* **Data listing**:
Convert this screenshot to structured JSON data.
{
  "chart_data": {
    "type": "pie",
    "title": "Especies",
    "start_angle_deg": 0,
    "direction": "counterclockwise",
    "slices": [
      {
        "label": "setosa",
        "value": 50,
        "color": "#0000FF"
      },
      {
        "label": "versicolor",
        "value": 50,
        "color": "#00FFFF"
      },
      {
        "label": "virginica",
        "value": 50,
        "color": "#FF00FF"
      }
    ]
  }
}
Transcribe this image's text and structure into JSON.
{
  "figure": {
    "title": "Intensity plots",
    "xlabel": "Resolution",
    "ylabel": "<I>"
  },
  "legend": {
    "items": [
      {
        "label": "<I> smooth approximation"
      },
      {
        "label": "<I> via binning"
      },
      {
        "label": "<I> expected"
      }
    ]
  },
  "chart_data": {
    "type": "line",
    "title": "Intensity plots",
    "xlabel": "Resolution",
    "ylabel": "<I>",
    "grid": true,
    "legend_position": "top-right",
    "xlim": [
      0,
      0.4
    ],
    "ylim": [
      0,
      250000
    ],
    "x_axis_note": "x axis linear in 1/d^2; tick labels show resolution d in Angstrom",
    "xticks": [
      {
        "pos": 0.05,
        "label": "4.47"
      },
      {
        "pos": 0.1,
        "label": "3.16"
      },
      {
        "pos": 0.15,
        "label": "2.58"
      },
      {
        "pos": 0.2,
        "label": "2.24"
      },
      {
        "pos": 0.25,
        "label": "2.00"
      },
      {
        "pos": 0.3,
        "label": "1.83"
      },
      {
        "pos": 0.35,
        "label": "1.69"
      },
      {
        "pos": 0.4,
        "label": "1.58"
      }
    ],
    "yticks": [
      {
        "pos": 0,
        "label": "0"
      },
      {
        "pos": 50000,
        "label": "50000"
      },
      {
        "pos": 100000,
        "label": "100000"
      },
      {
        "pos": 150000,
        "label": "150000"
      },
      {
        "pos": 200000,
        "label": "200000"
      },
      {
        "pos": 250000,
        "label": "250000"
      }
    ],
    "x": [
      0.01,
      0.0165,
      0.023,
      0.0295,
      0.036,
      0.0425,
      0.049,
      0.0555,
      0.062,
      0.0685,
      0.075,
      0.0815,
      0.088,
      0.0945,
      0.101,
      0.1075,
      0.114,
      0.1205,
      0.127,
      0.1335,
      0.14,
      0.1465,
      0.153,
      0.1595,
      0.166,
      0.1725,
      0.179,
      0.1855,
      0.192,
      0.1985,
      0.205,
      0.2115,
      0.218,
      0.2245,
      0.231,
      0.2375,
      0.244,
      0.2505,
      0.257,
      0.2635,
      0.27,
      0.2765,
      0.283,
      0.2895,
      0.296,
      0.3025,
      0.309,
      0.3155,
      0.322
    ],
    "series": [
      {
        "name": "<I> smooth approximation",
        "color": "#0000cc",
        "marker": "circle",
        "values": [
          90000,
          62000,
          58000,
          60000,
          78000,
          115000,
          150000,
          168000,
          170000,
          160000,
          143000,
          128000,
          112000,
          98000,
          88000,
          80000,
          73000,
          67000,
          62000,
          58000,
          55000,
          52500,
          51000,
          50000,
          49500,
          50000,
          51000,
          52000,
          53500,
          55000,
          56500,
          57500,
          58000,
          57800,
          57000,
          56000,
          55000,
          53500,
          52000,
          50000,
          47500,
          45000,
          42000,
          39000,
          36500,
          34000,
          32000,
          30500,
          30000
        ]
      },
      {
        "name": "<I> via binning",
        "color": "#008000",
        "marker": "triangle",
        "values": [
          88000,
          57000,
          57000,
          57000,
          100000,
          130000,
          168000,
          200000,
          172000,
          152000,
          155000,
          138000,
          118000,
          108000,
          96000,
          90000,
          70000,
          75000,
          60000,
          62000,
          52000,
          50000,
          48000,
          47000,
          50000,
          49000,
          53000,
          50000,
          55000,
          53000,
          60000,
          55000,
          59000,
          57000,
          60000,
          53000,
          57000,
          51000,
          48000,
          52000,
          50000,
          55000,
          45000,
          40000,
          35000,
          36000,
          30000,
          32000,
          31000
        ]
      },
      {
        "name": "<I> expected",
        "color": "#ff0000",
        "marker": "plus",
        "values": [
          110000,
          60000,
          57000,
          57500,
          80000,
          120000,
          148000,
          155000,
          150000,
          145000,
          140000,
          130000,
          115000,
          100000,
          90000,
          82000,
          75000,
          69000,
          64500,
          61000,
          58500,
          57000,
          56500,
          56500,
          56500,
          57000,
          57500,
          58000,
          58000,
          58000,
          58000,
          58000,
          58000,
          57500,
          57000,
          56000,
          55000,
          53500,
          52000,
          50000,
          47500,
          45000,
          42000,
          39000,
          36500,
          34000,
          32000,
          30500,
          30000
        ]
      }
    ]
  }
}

* **Problem details**:
Your task is to transcribe the material exactly.

* **Final result**:
Convert this screenshot to structured JSON data.
{
  "chart_data": {
    "type": "pie",
    "title": "Especies",
    "start_angle_deg": 0,
    "direction": "counterclockwise",
    "slices": [
      {
        "label": "setosa",
        "value": 50,
        "color": "#0000FF"
      },
      {
        "label": "versicolor",
        "value": 50,
        "color": "#00FFFF"
      },
      {
        "label": "virginica",
        "value": 50,
        "color": "#FF00FF"
      }
    ]
  }
}
Transcribe this image's text and structure into JSON.
{
  "figure": {
    "title": "Intensity plots",
    "xlabel": "Resolution",
    "ylabel": "<I>"
  },
  "legend": {
    "items": [
      {
        "label": "<I> smooth approximation"
      },
      {
        "label": "<I> via binning"
      },
      {
        "label": "<I> expected"
      }
    ]
  },
  "chart_data": {
    "type": "line",
    "title": "Intensity plots",
    "xlabel": "Resolution",
    "ylabel": "<I>",
    "grid": true,
    "legend_position": "top-right",
    "xlim": [
      0,
      0.4
    ],
    "ylim": [
      0,
      250000
    ],
    "x_axis_note": "x axis linear in 1/d^2; tick labels show resolution d in Angstrom",
    "xticks": [
      {
        "pos": 0.05,
        "label": "4.47"
      },
      {
        "pos": 0.1,
        "label": "3.16"
      },
      {
        "pos": 0.15,
        "label": "2.58"
      },
      {
        "pos": 0.2,
        "label": "2.24"
      },
      {
        "pos": 0.25,
        "label": "2.00"
      },
      {
        "pos": 0.3,
        "label": "1.83"
      },
      {
        "pos": 0.35,
        "label": "1.69"
      },
      {
        "pos": 0.4,
        "label": "1.58"
      }
    ],
    "yticks": [
      {
        "pos": 0,
        "label": "0"
      },
      {
        "pos": 50000,
        "label": "50000"
      },
      {
        "pos": 100000,
        "label": "100000"
      },
      {
        "pos": 150000,
        "label": "150000"
      },
      {
        "pos": 200000,
        "label": "200000"
      },
      {
        "pos": 250000,
        "label": "250000"
      }
    ],
    "x": [
      0.01,
      0.0165,
      0.023,
      0.0295,
      0.036,
      0.0425,
      0.049,
      0.0555,
      0.062,
      0.0685,
      0.075,
      0.0815,
      0.088,
      0.0945,
      0.101,
      0.1075,
      0.114,
      0.1205,
      0.127,
      0.1335,
      0.14,
      0.1465,
      0.153,
      0.1595,
      0.166,
      0.1725,
      0.179,
      0.1855,
      0.192,
      0.1985,
      0.205,
      0.2115,
      0.218,
      0.2245,
      0.231,
      0.2375,
      0.244,
      0.2505,
      0.257,
      0.2635,
      0.27,
      0.2765,
      0.283,
      0.2895,
      0.296,
      0.3025,
      0.309,
      0.3155,
      0.322
    ],
    "series": [
      {
        "name": "<I> smooth approximation",
        "color": "#0000cc",
        "marker": "circle",
        "values": [
          90000,
          62000,
          58000,
          60000,
          78000,
          115000,
          150000,
          168000,
          170000,
          160000,
          143000,
          128000,
          112000,
          98000,
          88000,
          80000,
          73000,
          67000,
          62000,
          58000,
          55000,
          52500,
          51000,
          50000,
          49500,
          50000,
          51000,
          52000,
          53500,
          55000,
          56500,
          57500,
          58000,
          57800,
          57000,
          56000,
          55000,
          53500,
          52000,
          50000,
          47500,
          45000,
          42000,
          39000,
          36500,
          34000,
          32000,
          30500,
          30000
        ]
      },
      {
        "name": "<I> via binning",
        "color": "#008000",
        "marker": "triangle",
        "values": [
          88000,
          57000,
          57000,
          57000,
          100000,
          130000,
          168000,
          200000,
          172000,
          152000,
          155000,
          138000,
          118000,
          108000,
          96000,
          90000,
          70000,
          75000,
          60000,
          62000,
          52000,
          50000,
          48000,
          47000,
          50000,
          49000,
          53000,
          50000,
          55000,
          53000,
          60000,
          55000,
          59000,
          57000,
          60000,
          53000,
          57000,
          51000,
          48000,
          52000,
          50000,
          55000,
          45000,
          40000,
          35000,
          36000,
          30000,
          32000,
          31000
        ]
      },
      {
        "name": "<I> expected",
        "color": "#ff0000",
        "marker": "plus",
        "values": [
          110000,
          60000,
          57000,
          57500,
          80000,
          120000,
          148000,
          155000,
          150000,
          145000,
          140000,
          130000,
          115000,
          100000,
          90000,
          82000,
          75000,
          69000,
          64500,
          61000,
          58500,
          57000,
          56500,
          56500,
          56500,
          57000,
          57500,
          58000,
          58000,
          58000,
          58000,
          58000,
          58000,
          57500,
          57000,
          56000,
          55000,
          53500,
          52000,
          50000,
          47500,
          45000,
          42000,
          39000,
          36500,
          34000,
          32000,
          30500,
          30000
        ]
      }
    ]
  }
}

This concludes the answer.